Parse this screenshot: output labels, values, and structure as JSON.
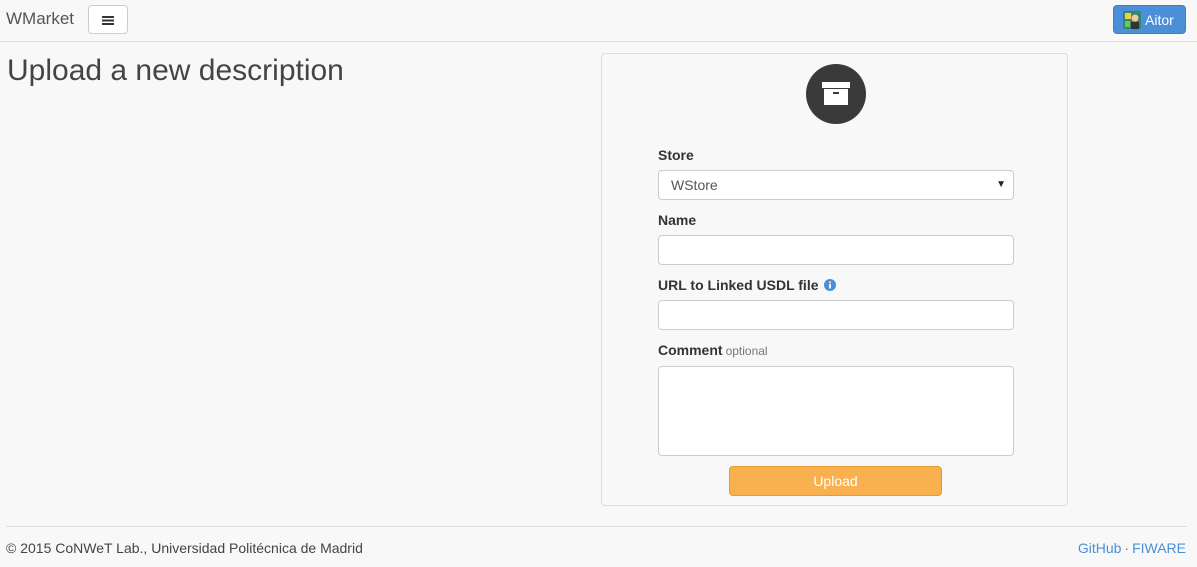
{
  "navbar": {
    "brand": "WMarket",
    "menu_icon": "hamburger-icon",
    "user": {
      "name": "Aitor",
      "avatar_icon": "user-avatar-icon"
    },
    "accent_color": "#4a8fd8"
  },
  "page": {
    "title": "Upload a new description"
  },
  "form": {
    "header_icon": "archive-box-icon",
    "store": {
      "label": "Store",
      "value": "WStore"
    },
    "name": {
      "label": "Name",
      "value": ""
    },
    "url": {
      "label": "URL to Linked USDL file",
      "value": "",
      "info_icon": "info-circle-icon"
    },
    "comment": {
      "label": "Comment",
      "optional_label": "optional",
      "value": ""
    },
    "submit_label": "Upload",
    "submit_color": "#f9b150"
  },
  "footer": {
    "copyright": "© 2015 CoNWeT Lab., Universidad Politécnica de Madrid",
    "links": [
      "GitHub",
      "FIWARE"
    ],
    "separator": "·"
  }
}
* * *
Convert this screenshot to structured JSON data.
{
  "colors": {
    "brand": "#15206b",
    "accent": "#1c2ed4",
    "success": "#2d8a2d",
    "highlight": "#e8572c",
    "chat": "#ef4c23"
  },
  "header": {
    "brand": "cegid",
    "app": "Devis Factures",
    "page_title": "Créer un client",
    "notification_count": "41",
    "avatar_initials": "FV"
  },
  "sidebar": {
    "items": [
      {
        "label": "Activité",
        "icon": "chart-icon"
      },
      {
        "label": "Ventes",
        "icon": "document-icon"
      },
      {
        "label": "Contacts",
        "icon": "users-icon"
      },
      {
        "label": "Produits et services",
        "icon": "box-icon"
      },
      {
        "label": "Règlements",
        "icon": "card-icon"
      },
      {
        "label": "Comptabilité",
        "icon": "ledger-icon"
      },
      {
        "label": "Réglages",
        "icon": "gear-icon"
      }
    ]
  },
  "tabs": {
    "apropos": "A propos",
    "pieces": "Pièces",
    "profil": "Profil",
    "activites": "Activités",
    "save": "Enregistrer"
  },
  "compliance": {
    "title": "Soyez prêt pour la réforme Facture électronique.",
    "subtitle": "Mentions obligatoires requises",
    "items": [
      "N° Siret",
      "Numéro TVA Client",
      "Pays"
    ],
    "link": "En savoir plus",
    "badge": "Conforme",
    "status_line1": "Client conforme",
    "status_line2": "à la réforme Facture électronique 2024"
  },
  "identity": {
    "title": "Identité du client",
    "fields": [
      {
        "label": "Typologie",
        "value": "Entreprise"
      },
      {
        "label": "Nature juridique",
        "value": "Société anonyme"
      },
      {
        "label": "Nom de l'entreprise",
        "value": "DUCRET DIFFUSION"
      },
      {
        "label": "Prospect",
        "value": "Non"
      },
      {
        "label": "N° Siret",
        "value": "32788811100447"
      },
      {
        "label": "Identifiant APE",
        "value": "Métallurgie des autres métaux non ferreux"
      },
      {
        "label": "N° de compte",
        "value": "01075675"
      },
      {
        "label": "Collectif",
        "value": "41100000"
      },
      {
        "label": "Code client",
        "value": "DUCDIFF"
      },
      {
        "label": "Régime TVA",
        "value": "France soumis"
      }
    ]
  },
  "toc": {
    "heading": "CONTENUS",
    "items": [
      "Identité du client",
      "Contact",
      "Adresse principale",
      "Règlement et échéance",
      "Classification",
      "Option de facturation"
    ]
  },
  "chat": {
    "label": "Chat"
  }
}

— JOB —
Your task is to gather every line with the word "électronique" and copy it.

— EXERCISE RESPONSE —
    "title": "Soyez prêt pour la réforme Facture électronique.",
    "status_line2": "à la réforme Facture électronique 2024"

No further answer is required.